● **EXERCISE INSTRUCTIONS**: Below are the records; locate each line with the word "chanson" and copy it.

-- begin INPUT --

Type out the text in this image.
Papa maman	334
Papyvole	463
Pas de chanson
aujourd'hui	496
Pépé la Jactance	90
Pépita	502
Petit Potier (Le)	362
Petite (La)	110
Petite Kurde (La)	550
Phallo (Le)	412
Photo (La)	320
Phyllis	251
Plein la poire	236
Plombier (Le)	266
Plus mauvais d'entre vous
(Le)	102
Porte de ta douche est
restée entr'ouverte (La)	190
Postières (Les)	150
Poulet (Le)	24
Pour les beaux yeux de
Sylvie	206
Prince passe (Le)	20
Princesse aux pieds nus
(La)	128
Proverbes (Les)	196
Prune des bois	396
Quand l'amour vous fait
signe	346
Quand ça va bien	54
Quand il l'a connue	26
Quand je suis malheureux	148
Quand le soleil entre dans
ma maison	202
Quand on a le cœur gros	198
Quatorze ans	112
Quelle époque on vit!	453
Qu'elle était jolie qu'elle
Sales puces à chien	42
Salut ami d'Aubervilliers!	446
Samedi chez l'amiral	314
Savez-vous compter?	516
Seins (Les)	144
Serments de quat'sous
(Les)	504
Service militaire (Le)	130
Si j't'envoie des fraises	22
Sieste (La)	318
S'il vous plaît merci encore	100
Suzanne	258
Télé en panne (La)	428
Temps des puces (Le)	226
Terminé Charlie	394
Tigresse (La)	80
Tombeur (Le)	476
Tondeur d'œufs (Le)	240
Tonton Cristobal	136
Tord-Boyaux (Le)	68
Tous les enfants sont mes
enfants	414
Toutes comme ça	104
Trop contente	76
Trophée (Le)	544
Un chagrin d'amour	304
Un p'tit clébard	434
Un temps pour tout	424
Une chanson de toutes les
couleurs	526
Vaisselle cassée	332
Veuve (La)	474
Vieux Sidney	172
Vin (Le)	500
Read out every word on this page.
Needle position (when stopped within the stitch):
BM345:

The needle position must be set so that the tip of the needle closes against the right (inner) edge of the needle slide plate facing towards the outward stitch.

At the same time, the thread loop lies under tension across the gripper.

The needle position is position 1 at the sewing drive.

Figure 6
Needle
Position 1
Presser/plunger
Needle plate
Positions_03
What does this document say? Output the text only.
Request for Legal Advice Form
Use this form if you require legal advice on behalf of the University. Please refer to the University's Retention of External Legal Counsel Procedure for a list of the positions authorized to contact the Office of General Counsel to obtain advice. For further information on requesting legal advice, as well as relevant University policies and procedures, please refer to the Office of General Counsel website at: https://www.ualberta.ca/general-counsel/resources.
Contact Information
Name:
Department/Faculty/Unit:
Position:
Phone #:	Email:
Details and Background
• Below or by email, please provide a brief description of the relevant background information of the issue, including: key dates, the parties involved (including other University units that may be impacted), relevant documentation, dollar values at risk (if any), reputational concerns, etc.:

-- end INPUT --

● **CORRECT RESULT**:
Pas de chanson
Une chanson de toutes les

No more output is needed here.